- _STUDY QUESTIONS_
[1] Can you sum up the article on Costa Rican hotels dropping billfish from their menus in two sentences?
[2] Could you extend the article on Costa Rican hotels dropping billfish from their menus, starting after its final quotation?

- _EXCERPT PROVIDED_
'''

Special to A.M. Costa Rica

The Billfish Foundation entered into an agreement with its conservation partner, the Costa Rica Sport Fishing Federation and four participating Hilton Worldwide hotels in Costa Rica, pledging to stop serving all sailfish and marlin.

Because of a socio-economic study released last year by the foundation showing the huge economic value of sport fishing tourism to Costa Rica, the participating hotels adopted the ban on billfish from their restaurants in part to promote responsible and sustainable tourism in the nation.

The four properties include the DoubleTree Resort by Hilton Costa Rica in Puntarenas, the DoubleTree Cariari by Hilton San José, the Hilton Papagayo Costa Rica Resort and Spa, and the Hilton Garden Inn Liberia Airport. The decision by the hotels and resorts came after two months of discussions with Enrique Ramirez, execuitive director of the sports fishing federation, the foundation said. 

“TBF is proud of the efforts by Enrique Ramirez who secured the participation of the four participating Hilton Worldwide properties in Costa Rica and explained the conservation and business benefits of the world’s sport fishing tourists, reaffirming Costa Rica’s stature as one of the world’s premier fishing destinations,” noted Russell Nelson, chief scientists of the foundation. “We specially appreciate the foresight of the general managers at the participating Hilton Worldwide hotels in Costa Rica - Ricardo Rodriguez Gil, Laura Castagnini and Rui Dominguez - that supporting sport fishing conservation efforts are good for the oceans and good for business as well.”

'''

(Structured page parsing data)
'''

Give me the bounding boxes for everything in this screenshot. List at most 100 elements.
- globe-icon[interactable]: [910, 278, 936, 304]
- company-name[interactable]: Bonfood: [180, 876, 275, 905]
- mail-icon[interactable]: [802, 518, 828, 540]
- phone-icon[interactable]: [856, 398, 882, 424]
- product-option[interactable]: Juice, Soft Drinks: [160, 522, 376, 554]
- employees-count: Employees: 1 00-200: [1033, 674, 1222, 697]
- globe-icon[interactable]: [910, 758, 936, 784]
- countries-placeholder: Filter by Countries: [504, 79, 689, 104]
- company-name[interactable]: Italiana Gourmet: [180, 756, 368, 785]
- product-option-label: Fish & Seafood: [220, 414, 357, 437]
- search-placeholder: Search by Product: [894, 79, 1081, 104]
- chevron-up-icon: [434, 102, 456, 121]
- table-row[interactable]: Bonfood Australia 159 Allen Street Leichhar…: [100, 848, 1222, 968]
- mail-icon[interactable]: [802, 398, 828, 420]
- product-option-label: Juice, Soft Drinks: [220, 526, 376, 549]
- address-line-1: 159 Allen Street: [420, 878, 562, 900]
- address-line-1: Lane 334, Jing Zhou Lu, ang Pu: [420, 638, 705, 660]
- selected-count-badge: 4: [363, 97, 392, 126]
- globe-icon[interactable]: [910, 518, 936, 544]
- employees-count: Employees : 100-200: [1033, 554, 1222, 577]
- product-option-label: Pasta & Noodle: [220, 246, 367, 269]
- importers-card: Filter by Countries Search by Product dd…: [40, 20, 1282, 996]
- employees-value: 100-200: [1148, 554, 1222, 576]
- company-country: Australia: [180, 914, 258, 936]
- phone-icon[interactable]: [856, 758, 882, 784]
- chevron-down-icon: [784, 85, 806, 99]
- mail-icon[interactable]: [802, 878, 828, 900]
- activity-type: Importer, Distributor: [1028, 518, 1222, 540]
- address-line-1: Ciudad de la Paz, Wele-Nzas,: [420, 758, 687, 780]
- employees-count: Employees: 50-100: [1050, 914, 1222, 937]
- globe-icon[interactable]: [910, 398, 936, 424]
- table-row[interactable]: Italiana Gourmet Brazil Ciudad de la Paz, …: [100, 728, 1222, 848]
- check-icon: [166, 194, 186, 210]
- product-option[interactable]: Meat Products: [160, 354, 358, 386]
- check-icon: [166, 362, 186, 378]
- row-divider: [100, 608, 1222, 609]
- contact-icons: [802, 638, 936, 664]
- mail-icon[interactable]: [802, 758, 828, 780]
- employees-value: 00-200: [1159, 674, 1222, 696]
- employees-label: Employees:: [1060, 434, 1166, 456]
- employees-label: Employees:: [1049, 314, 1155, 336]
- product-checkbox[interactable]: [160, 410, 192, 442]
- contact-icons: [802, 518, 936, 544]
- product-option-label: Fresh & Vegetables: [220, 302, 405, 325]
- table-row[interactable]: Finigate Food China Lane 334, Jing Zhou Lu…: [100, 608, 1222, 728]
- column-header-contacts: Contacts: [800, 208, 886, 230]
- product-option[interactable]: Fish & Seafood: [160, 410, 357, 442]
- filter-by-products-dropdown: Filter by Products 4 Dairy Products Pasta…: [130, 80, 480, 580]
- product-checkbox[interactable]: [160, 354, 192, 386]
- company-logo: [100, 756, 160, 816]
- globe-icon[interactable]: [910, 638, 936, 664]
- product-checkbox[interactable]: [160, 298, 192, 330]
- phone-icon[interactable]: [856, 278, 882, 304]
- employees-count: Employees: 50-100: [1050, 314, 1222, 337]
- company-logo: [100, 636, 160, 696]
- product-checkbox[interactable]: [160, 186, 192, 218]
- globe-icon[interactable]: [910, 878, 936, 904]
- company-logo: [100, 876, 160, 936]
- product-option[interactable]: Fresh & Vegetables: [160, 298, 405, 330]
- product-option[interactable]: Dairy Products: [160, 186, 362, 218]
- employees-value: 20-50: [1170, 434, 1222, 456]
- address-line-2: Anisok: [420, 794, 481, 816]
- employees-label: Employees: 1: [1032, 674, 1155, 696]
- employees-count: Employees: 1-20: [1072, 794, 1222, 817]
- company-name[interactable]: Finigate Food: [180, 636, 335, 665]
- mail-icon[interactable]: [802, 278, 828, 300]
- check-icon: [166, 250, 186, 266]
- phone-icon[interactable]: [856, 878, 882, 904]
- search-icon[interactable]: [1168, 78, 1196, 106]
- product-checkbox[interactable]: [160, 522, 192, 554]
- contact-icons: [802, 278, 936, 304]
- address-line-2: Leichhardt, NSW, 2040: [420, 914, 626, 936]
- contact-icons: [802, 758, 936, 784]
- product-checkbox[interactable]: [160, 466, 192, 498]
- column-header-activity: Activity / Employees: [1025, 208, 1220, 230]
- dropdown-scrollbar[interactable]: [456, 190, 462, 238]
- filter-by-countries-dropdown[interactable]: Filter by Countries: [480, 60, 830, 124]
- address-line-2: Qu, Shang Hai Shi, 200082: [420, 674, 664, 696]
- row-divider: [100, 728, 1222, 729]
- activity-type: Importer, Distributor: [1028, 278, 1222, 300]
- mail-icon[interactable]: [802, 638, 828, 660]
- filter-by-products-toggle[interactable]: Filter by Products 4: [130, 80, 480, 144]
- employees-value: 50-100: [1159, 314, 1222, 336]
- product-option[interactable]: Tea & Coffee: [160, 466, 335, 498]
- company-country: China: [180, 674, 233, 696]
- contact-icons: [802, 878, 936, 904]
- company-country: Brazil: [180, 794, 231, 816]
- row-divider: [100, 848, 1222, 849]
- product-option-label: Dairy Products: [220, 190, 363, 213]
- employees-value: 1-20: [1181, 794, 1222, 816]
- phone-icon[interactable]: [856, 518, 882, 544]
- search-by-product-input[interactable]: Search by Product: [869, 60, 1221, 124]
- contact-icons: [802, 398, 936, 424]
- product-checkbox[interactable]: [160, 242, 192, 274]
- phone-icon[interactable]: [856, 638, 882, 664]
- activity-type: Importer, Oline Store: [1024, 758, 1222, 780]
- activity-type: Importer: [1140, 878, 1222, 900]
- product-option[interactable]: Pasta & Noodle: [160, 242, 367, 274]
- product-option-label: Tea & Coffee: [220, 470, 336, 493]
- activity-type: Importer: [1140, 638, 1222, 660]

'''

- _TASK RESULTS_
[1] The Billfish Foundation reached an agreement with the Costa Rica Sport Fishing Federation and four participating Hilton Worldwide hotels in Costa Rica, which pledged to stop serving all sailfish and marlin. The hotels adopted the ban partly to promote responsible and sustainable tourism, after a foundation study showed the huge economic value of sport fishing tourism to Costa Rica, and the decision followed two months of discussions with the federation's executive director, Enrique Ramirez.

[2]
Ellen Peel, president of the Billfish Foundation, applauded the agreement as a new standard for voluntary conservation action in the private sector adding, “we’re very pleased to see tourism businesses and government tourism officials responding so positively to the facts and information presented by our socio-economic research conducted with the University of Costa Rica that clearly supports TBF’s message that good conservation can be good economics.”

The foundation has been working with governments such as Costa Rica, Mexico, Peru and Panama to protect billfish, mainly from overfishing coastal fisheries by commercial interests, while implementing tag and release programs for sportsmen. Herbert Nanne of San José serves as the foundation's Central American conservation director.

Established 25 years ago, The Billfish Foundation is dedicated to conserving and enhancing billfish populations around the world.